**What is expected:** Lift every line from the entries that includes the word "color".

** START OF Input material **

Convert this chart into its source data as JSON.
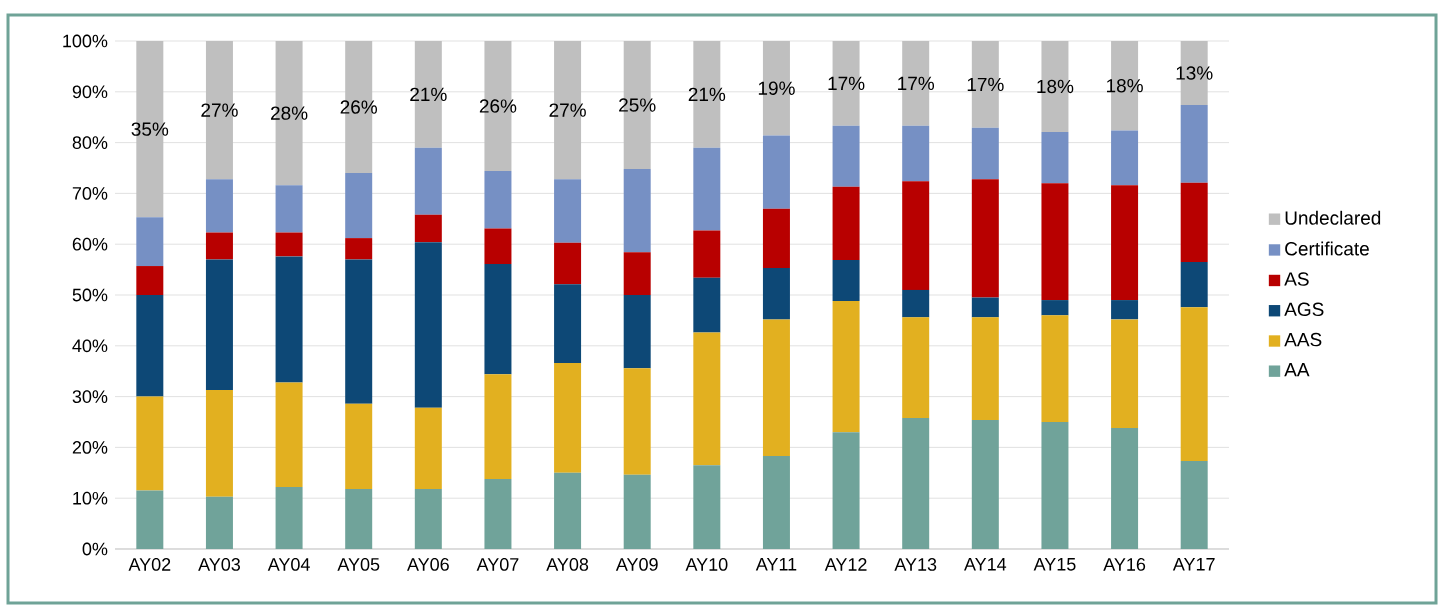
{
  "chart_data": {
    "type": "bar",
    "stacked": true,
    "categories": [
      "AY02",
      "AY03",
      "AY04",
      "AY05",
      "AY06",
      "AY07",
      "AY08",
      "AY09",
      "AY10",
      "AY11",
      "AY12",
      "AY13",
      "AY14",
      "AY15",
      "AY16",
      "AY17"
    ],
    "series": [
      {
        "name": "AA",
        "color": "#70a39a",
        "values": [
          11.5,
          10.3,
          12.2,
          11.8,
          11.8,
          13.8,
          15,
          14.6,
          16.5,
          18.3,
          23,
          25.8,
          25.4,
          25,
          23.8,
          17.3
        ]
      },
      {
        "name": "AAS",
        "color": "#e2b020",
        "values": [
          18.5,
          21,
          20.6,
          16.8,
          16,
          20.6,
          21.6,
          21,
          26.1,
          26.9,
          25.8,
          19.8,
          20.2,
          21,
          21.4,
          30.3
        ]
      },
      {
        "name": "AGS",
        "color": "#0d4876",
        "values": [
          20,
          25.7,
          24.8,
          28.4,
          32.6,
          21.7,
          15.5,
          14.4,
          10.8,
          10.1,
          8.1,
          5.4,
          3.9,
          3,
          3.8,
          8.9
        ]
      },
      {
        "name": "AS",
        "color": "#b80000",
        "values": [
          5.7,
          5.3,
          4.7,
          4.2,
          5.4,
          7,
          8.2,
          8.4,
          9.3,
          11.7,
          14.4,
          21.4,
          23.3,
          23,
          22.6,
          15.6
        ]
      },
      {
        "name": "Certificate",
        "color": "#7690c4",
        "values": [
          9.6,
          10.5,
          9.3,
          12.8,
          13.2,
          11.3,
          12.5,
          16.4,
          16.3,
          14.4,
          12,
          10.9,
          10.1,
          10.1,
          10.8,
          15.3
        ]
      },
      {
        "name": "Undeclared",
        "color": "#bfbfbf",
        "values": [
          34.7,
          27.2,
          28.4,
          26,
          21,
          25.6,
          27.2,
          25.2,
          21,
          18.6,
          16.7,
          16.7,
          17.1,
          17.9,
          17.6,
          12.6
        ],
        "value_labels": [
          "35%",
          "27%",
          "28%",
          "26%",
          "21%",
          "26%",
          "27%",
          "25%",
          "21%",
          "19%",
          "17%",
          "17%",
          "17%",
          "18%",
          "18%",
          "13%"
        ]
      }
    ],
    "ylim": [
      0,
      100
    ],
    "yticks": [
      {
        "value": 0,
        "label": "0%"
      },
      {
        "value": 10,
        "label": "10%"
      },
      {
        "value": 20,
        "label": "20%"
      },
      {
        "value": 30,
        "label": "30%"
      },
      {
        "value": 40,
        "label": "40%"
      },
      {
        "value": 50,
        "label": "50%"
      },
      {
        "value": 60,
        "label": "60%"
      },
      {
        "value": 70,
        "label": "70%"
      },
      {
        "value": 80,
        "label": "80%"
      },
      {
        "value": 90,
        "label": "90%"
      },
      {
        "value": 100,
        "label": "100%"
      }
    ],
    "grid": "y",
    "legend": "right"
  }
}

** END OF Input material **

**Result for this exercise:**
        "color": "#70a39a",
        "color": "#e2b020",
        "color": "#0d4876",
        "color": "#b80000",
        "color": "#7690c4",
        "color": "#bfbfbf",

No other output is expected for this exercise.